-- START Given records --
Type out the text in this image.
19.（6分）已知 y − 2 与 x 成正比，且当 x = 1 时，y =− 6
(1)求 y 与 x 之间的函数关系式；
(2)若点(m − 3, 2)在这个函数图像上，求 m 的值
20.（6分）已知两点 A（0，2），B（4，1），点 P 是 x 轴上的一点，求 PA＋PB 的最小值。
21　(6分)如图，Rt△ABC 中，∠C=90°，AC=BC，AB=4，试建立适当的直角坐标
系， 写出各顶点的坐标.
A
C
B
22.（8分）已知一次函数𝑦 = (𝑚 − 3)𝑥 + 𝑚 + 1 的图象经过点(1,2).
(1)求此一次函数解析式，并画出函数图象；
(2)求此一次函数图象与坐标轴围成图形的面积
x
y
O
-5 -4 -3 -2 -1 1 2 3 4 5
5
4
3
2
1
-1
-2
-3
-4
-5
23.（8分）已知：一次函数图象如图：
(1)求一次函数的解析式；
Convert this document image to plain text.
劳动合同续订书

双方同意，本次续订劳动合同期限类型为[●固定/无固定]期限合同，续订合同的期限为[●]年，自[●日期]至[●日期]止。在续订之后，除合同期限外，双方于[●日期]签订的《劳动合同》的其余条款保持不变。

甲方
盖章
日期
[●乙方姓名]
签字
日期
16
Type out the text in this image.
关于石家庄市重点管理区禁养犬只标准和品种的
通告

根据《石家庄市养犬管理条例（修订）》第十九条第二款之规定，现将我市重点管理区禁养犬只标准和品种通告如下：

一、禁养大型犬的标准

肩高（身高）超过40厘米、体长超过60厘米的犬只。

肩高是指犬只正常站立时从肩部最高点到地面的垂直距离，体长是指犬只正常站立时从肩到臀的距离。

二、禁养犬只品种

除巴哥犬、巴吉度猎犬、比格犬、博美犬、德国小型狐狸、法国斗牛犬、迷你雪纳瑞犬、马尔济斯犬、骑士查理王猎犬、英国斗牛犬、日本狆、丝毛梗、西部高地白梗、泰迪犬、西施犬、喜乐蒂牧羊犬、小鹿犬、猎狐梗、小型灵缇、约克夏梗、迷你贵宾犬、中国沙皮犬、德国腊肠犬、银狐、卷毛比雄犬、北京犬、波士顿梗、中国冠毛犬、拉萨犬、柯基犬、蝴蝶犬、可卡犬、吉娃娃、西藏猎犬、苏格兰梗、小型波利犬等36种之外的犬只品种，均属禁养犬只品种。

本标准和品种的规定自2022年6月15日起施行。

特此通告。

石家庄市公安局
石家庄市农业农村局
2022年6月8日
-- END Given records --
--- Exercise objective ---
Repeat the material from above exactly, word for word.

--- Task response ---
Type out the text in this image.
19.（6分）已知 y − 2 与 x 成正比，且当 x = 1 时，y =− 6
(1)求 y 与 x 之间的函数关系式；
(2)若点(m − 3, 2)在这个函数图像上，求 m 的值
20.（6分）已知两点 A（0，2），B（4，1），点 P 是 x 轴上的一点，求 PA＋PB 的最小值。
21　(6分)如图，Rt△ABC 中，∠C=90°，AC=BC，AB=4，试建立适当的直角坐标
系， 写出各顶点的坐标.
A
C
B
22.（8分）已知一次函数𝑦 = (𝑚 − 3)𝑥 + 𝑚 + 1 的图象经过点(1,2).
(1)求此一次函数解析式，并画出函数图象；
(2)求此一次函数图象与坐标轴围成图形的面积
x
y
O
-5 -4 -3 -2 -1 1 2 3 4 5
5
4
3
2
1
-1
-2
-3
-4
-5
23.（8分）已知：一次函数图象如图：
(1)求一次函数的解析式；
Convert this document image to plain text.
劳动合同续订书

双方同意，本次续订劳动合同期限类型为[●固定/无固定]期限合同，续订合同的期限为[●]年，自[●日期]至[●日期]止。在续订之后，除合同期限外，双方于[●日期]签订的《劳动合同》的其余条款保持不变。

甲方
盖章
日期
[●乙方姓名]
签字
日期
16
Type out the text in this image.
关于石家庄市重点管理区禁养犬只标准和品种的
通告

根据《石家庄市养犬管理条例（修订）》第十九条第二款之规定，现将我市重点管理区禁养犬只标准和品种通告如下：

一、禁养大型犬的标准

肩高（身高）超过40厘米、体长超过60厘米的犬只。

肩高是指犬只正常站立时从肩部最高点到地面的垂直距离，体长是指犬只正常站立时从肩到臀的距离。

二、禁养犬只品种

除巴哥犬、巴吉度猎犬、比格犬、博美犬、德国小型狐狸、法国斗牛犬、迷你雪纳瑞犬、马尔济斯犬、骑士查理王猎犬、英国斗牛犬、日本狆、丝毛梗、西部高地白梗、泰迪犬、西施犬、喜乐蒂牧羊犬、小鹿犬、猎狐梗、小型灵缇、约克夏梗、迷你贵宾犬、中国沙皮犬、德国腊肠犬、银狐、卷毛比雄犬、北京犬、波士顿梗、中国冠毛犬、拉萨犬、柯基犬、蝴蝶犬、可卡犬、吉娃娃、西藏猎犬、苏格兰梗、小型波利犬等36种之外的犬只品种，均属禁养犬只品种。

本标准和品种的规定自2022年6月15日起施行。

特此通告。

石家庄市公安局
石家庄市农业农村局
2022年6月8日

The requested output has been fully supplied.